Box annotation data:
>> Begin
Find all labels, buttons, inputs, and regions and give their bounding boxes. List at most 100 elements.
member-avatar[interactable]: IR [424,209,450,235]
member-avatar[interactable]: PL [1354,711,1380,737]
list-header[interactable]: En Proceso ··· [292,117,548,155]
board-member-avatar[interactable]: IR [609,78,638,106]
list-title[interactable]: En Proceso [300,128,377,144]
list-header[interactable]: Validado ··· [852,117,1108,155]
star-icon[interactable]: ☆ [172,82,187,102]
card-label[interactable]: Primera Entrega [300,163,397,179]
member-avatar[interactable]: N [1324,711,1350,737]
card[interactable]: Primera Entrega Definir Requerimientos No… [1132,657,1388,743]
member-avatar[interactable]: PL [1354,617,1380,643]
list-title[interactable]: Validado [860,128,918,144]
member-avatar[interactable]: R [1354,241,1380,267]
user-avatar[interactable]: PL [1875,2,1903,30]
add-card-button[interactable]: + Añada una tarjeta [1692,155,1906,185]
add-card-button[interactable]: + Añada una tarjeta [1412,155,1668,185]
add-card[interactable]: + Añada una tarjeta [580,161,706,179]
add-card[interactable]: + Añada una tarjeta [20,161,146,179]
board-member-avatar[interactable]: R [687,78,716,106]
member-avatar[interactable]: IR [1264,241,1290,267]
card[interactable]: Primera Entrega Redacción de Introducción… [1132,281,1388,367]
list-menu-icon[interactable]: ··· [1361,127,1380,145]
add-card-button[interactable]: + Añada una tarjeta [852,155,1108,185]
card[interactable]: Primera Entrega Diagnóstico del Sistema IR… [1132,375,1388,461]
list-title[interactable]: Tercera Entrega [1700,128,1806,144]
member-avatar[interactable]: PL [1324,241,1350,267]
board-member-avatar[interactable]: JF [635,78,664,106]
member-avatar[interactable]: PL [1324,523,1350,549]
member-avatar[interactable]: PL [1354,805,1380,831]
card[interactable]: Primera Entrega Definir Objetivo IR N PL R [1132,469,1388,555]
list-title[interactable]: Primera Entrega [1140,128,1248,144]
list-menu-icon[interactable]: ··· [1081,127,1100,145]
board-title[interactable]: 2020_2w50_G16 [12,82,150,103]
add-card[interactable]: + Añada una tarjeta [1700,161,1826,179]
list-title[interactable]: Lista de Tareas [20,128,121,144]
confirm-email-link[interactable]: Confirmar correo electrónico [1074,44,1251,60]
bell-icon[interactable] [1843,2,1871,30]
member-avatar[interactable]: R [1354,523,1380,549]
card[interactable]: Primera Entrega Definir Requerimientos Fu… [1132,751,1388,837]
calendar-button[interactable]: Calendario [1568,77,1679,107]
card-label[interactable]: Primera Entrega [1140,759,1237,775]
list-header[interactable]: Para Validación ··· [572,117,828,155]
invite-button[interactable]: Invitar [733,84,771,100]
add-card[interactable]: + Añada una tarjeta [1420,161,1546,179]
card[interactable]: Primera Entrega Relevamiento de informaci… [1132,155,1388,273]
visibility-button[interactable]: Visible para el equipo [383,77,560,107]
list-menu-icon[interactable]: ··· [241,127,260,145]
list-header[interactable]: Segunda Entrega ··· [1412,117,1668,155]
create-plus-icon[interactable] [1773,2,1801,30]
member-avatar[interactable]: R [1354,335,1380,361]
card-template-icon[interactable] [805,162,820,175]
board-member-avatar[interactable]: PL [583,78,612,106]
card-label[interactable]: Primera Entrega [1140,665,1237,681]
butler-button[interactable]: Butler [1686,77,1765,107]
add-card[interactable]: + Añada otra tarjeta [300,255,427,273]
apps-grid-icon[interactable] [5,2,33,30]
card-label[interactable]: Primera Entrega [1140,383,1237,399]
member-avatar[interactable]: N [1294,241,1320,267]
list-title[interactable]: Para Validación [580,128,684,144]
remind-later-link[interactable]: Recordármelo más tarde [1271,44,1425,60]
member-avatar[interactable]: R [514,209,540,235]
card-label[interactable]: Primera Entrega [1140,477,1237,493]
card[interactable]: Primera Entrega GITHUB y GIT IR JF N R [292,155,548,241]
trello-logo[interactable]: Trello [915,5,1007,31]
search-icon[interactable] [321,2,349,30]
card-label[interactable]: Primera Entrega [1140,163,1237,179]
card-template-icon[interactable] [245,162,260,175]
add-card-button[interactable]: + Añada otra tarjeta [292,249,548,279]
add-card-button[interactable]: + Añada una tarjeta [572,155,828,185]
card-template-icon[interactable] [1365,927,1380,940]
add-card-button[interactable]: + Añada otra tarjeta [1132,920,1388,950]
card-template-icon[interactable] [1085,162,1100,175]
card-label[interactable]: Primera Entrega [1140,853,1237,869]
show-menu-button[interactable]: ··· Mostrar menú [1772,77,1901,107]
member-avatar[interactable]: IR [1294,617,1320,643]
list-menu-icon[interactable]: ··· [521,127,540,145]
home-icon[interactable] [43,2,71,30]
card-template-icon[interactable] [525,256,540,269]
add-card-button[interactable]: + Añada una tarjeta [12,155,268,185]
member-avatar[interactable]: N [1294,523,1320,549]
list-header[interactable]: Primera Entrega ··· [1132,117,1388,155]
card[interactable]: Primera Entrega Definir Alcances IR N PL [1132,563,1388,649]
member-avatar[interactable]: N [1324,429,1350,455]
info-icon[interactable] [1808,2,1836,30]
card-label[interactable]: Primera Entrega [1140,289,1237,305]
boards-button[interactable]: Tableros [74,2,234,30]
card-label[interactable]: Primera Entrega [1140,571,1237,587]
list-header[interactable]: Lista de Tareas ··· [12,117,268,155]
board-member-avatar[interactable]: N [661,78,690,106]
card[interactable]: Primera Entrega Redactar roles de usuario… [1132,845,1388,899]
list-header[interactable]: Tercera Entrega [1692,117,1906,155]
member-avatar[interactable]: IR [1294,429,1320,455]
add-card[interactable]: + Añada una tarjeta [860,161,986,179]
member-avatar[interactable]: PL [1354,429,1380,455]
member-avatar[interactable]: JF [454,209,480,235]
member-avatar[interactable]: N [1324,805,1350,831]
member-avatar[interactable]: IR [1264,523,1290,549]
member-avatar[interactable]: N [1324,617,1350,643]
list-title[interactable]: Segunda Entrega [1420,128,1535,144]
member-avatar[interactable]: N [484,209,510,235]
>> End
» Directions
Copy out the part of the listing that runs from its start through the line containing "una tarjeta [1692,155,1906,185]", including that line.

» Exercise answer
Find all labels, buttons, inputs, and regions and give their bounding boxes. List at most 100 elements.
member-avatar[interactable]: IR [424,209,450,235]
member-avatar[interactable]: PL [1354,711,1380,737]
list-header[interactable]: En Proceso ··· [292,117,548,155]
board-member-avatar[interactable]: IR [609,78,638,106]
list-title[interactable]: En Proceso [300,128,377,144]
list-header[interactable]: Validado ··· [852,117,1108,155]
star-icon[interactable]: ☆ [172,82,187,102]
card-label[interactable]: Primera Entrega [300,163,397,179]
member-avatar[interactable]: N [1324,711,1350,737]
card[interactable]: Primera Entrega Definir Requerimientos No… [1132,657,1388,743]
member-avatar[interactable]: PL [1354,617,1380,643]
list-title[interactable]: Validado [860,128,918,144]
member-avatar[interactable]: R [1354,241,1380,267]
user-avatar[interactable]: PL [1875,2,1903,30]
add-card-button[interactable]: + Añada una tarjeta [1692,155,1906,185]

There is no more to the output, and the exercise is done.